• Listing
=-=-=

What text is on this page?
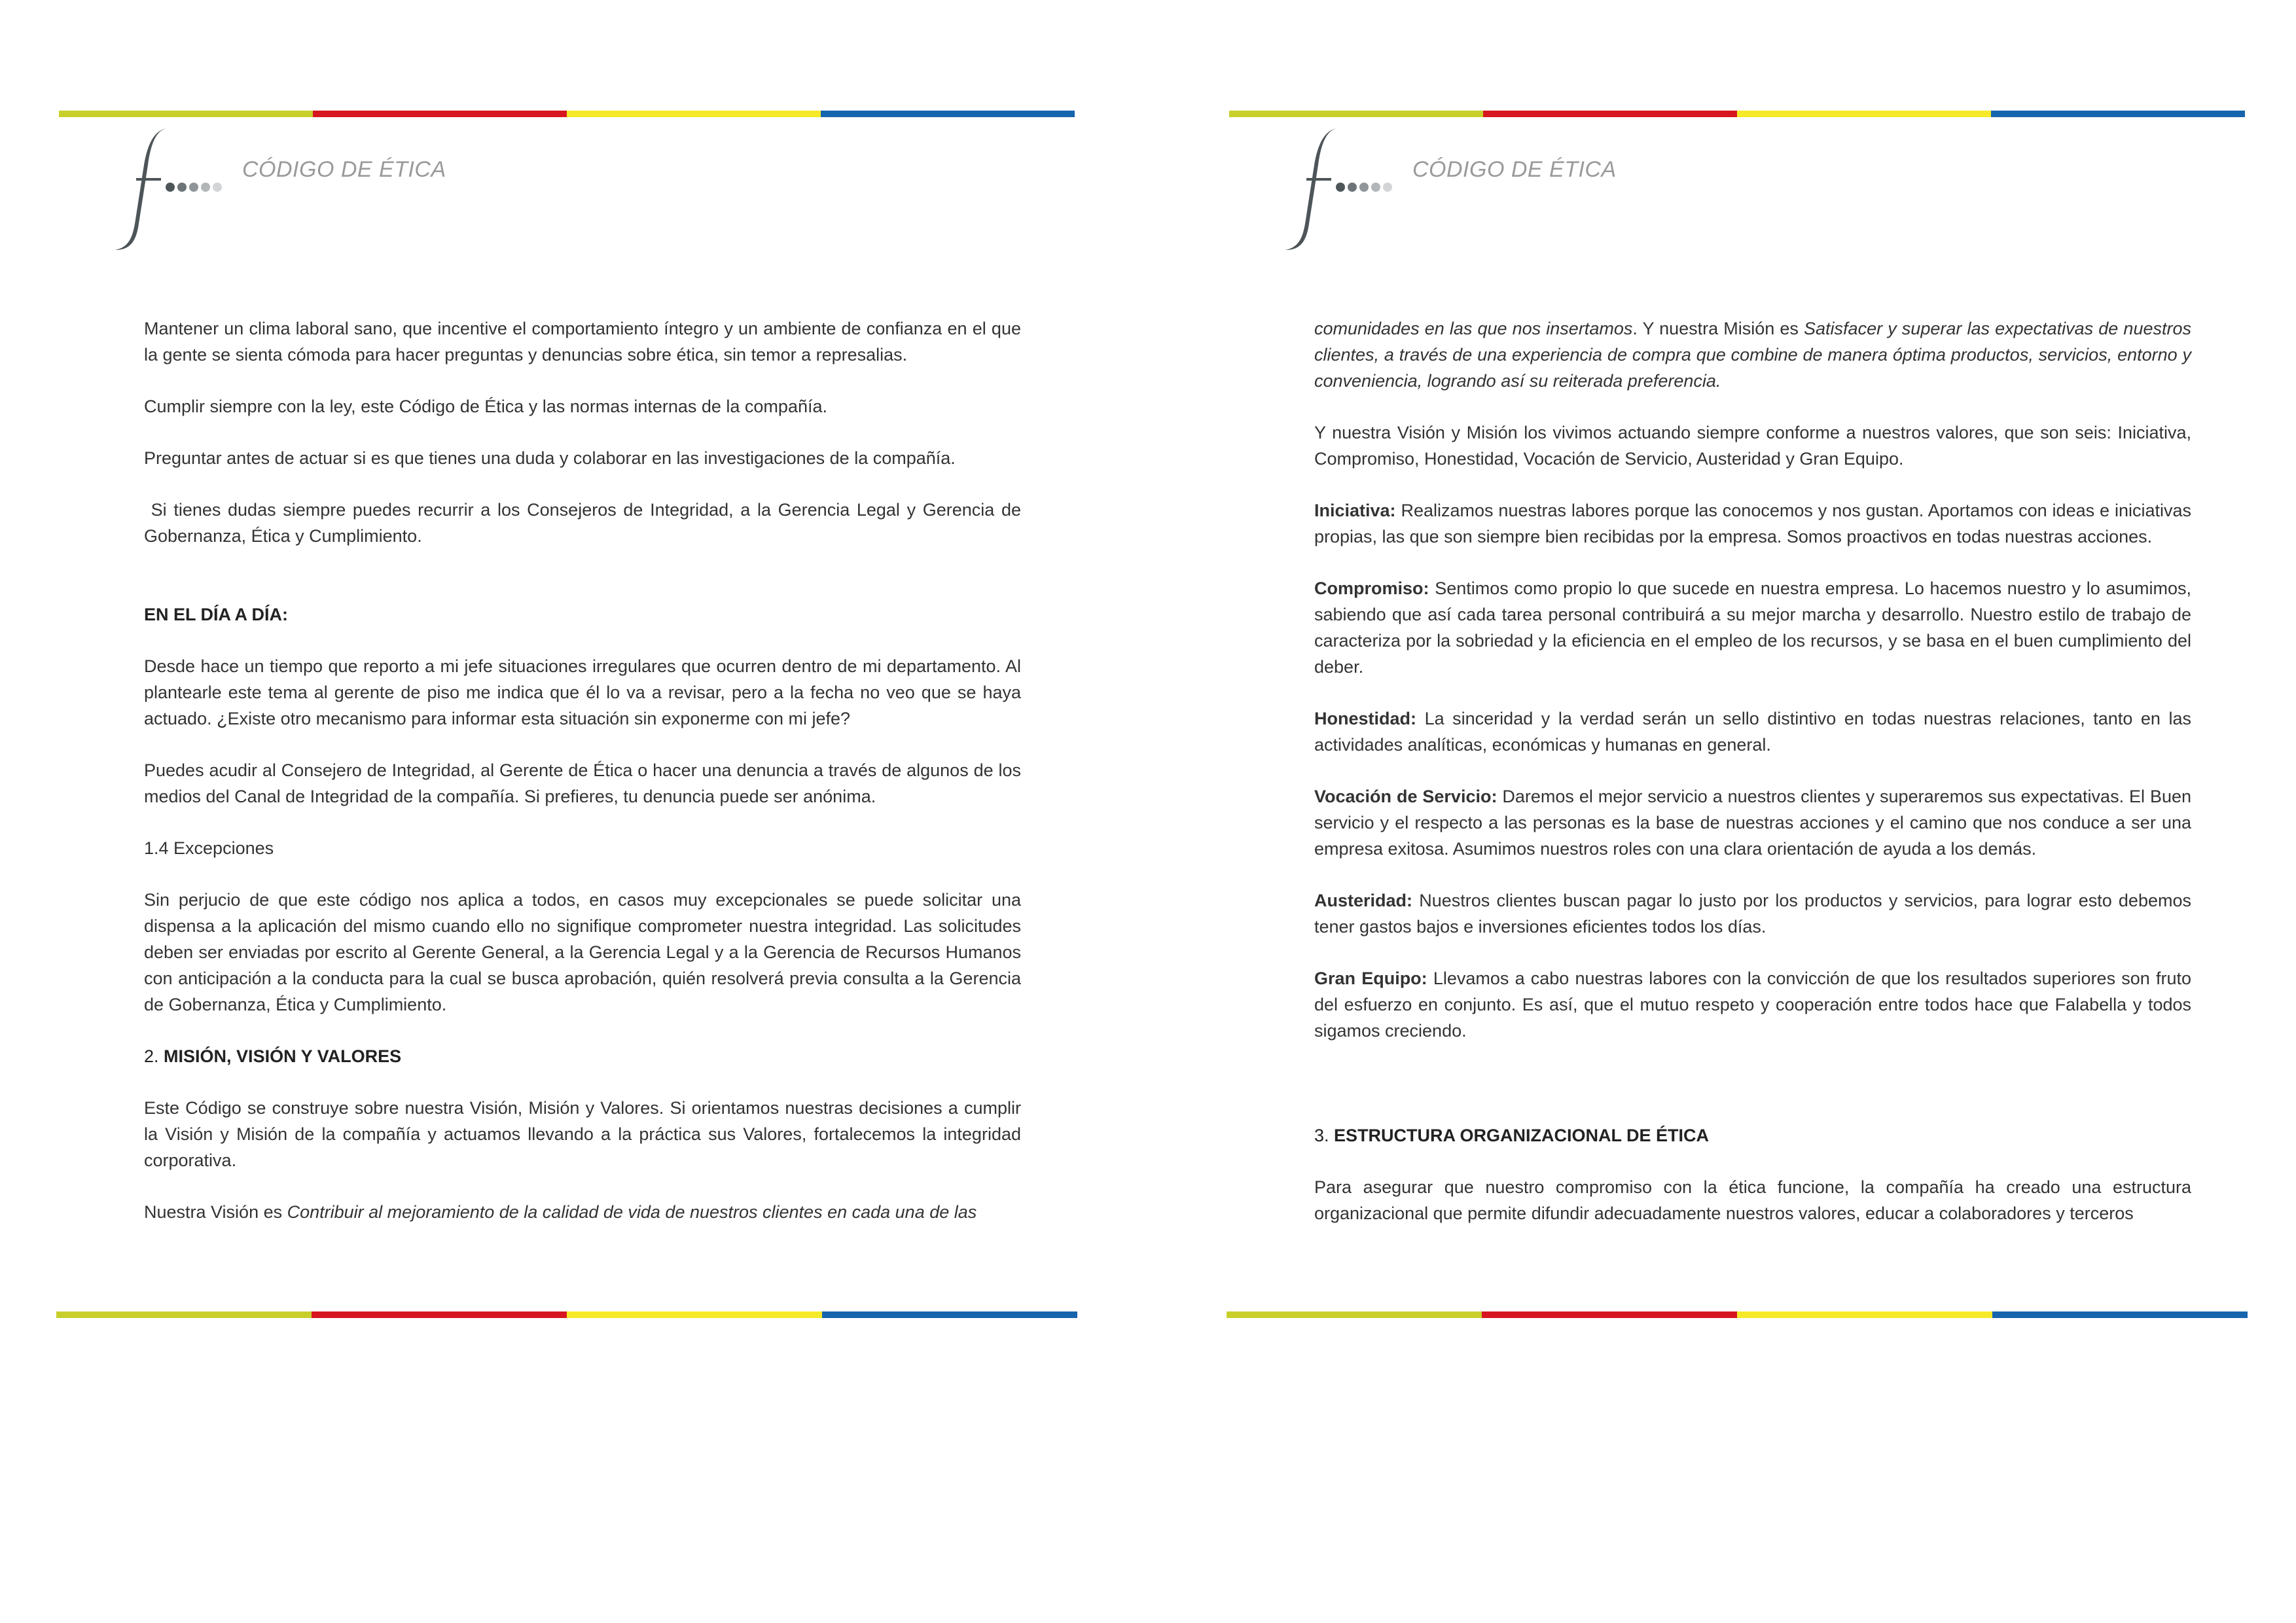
CÓDIGO DE ÉTICA

Mantener un clima laboral sano, que incentive el comportamiento íntegro y un ambiente de confianza en el que la gente se sienta cómoda para hacer preguntas y denuncias sobre ética, sin temor a represalias.

Cumplir siempre con la ley, este Código de Ética y las normas internas de la compañía.

Preguntar antes de actuar si es que tienes una duda y colaborar en las investigaciones de la compañía.

Si tienes dudas siempre puedes recurrir a los Consejeros de Integridad, a la Gerencia Legal y Gerencia de Gobernanza, Ética y Cumplimiento.

EN EL DÍA A DÍA:

Desde hace un tiempo que reporto a mi jefe situaciones irregulares que ocurren dentro de mi departamento. Al plantearle este tema al gerente de piso me indica que él lo va a revisar, pero a la fecha no veo que se haya actuado. ¿Existe otro mecanismo para informar esta situación sin exponerme con mi jefe?

Puedes acudir al Consejero de Integridad, al Gerente de Ética o hacer una denuncia a través de algunos de los medios del Canal de Integridad de la compañía. Si prefieres, tu denuncia puede ser anónima.

1.4 Excepciones

Sin perjucio de que este código nos aplica a todos, en casos muy excepcionales se puede solicitar una dispensa a la aplicación del mismo cuando ello no signifique comprometer nuestra integridad. Las solicitudes deben ser enviadas por escrito al Gerente General, a la Gerencia Legal y a la Gerencia de Recursos Humanos con anticipación a la conducta para la cual se busca aprobación, quién resolverá previa consulta a la Gerencia de Gobernanza, Ética y Cumplimiento.

2. MISIÓN, VISIÓN Y VALORES

Este Código se construye sobre nuestra Visión, Misión y Valores. Si orientamos nuestras decisiones a cumplir la Visión y Misión de la compañía y actuamos llevando a la práctica sus Valores, fortalecemos la integridad corporativa.

Nuestra Visión es Contribuir al mejoramiento de la calidad de vida de nuestros clientes en cada una de las

CÓDIGO DE ÉTICA

comunidades en las que nos insertamos. Y nuestra Misión es Satisfacer y superar las expectativas de nuestros clientes, a través de una experiencia de compra que combine de manera óptima productos, servicios, entorno y conveniencia, logrando así su reiterada preferencia.

Y nuestra Visión y Misión los vivimos actuando siempre conforme a nuestros valores, que son seis: Iniciativa, Compromiso, Honestidad, Vocación de Servicio, Austeridad y Gran Equipo.

Iniciativa: Realizamos nuestras labores porque las conocemos y nos gustan. Aportamos con ideas e iniciativas propias, las que son siempre bien recibidas por la empresa. Somos proactivos en todas nuestras acciones.

Compromiso: Sentimos como propio lo que sucede en nuestra empresa. Lo hacemos nuestro y lo asumimos, sabiendo que así cada tarea personal contribuirá a su mejor marcha y desarrollo. Nuestro estilo de trabajo de caracteriza por la sobriedad y la eficiencia en el empleo de los recursos, y se basa en el buen cumplimiento del deber.

Honestidad: La sinceridad y la verdad serán un sello distintivo en todas nuestras relaciones, tanto en las actividades analíticas, económicas y humanas en general.

Vocación de Servicio: Daremos el mejor servicio a nuestros clientes y superaremos sus expectativas. El Buen servicio y el respecto a las personas es la base de nuestras acciones y el camino que nos conduce a ser una empresa exitosa. Asumimos nuestros roles con una clara orientación de ayuda a los demás.

Austeridad: Nuestros clientes buscan pagar lo justo por los productos y servicios, para lograr esto debemos tener gastos bajos e inversiones eficientes todos los días.

Gran Equipo: Llevamos a cabo nuestras labores con la convicción de que los resultados superiores son fruto del esfuerzo en conjunto. Es así, que el mutuo respeto y cooperación entre todos hace que Falabella y todos sigamos creciendo.

3. ESTRUCTURA ORGANIZACIONAL DE ÉTICA

Para asegurar que nuestro compromiso con la ética funcione, la compañía ha creado una estructura organizacional que permite difundir adecuadamente nuestros valores, educar a colaboradores y terceros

=-=-=

• What to work on
From the listing above, collect every line that mentions the word "cada".

• Answer to the problem
Nuestra Visión es Contribuir al mejoramiento de la calidad de vida de nuestros clientes en cada una de las
Compromiso: Sentimos como propio lo que sucede en nuestra empresa. Lo hacemos nuestro y lo asumimos, sabiendo que así cada tarea personal contribuirá a su mejor marcha y desarrollo. Nuestro estilo de trabajo de caracteriza por la sobriedad y la eficiencia en el empleo de los recursos, y se basa en el buen cumplimiento del deber.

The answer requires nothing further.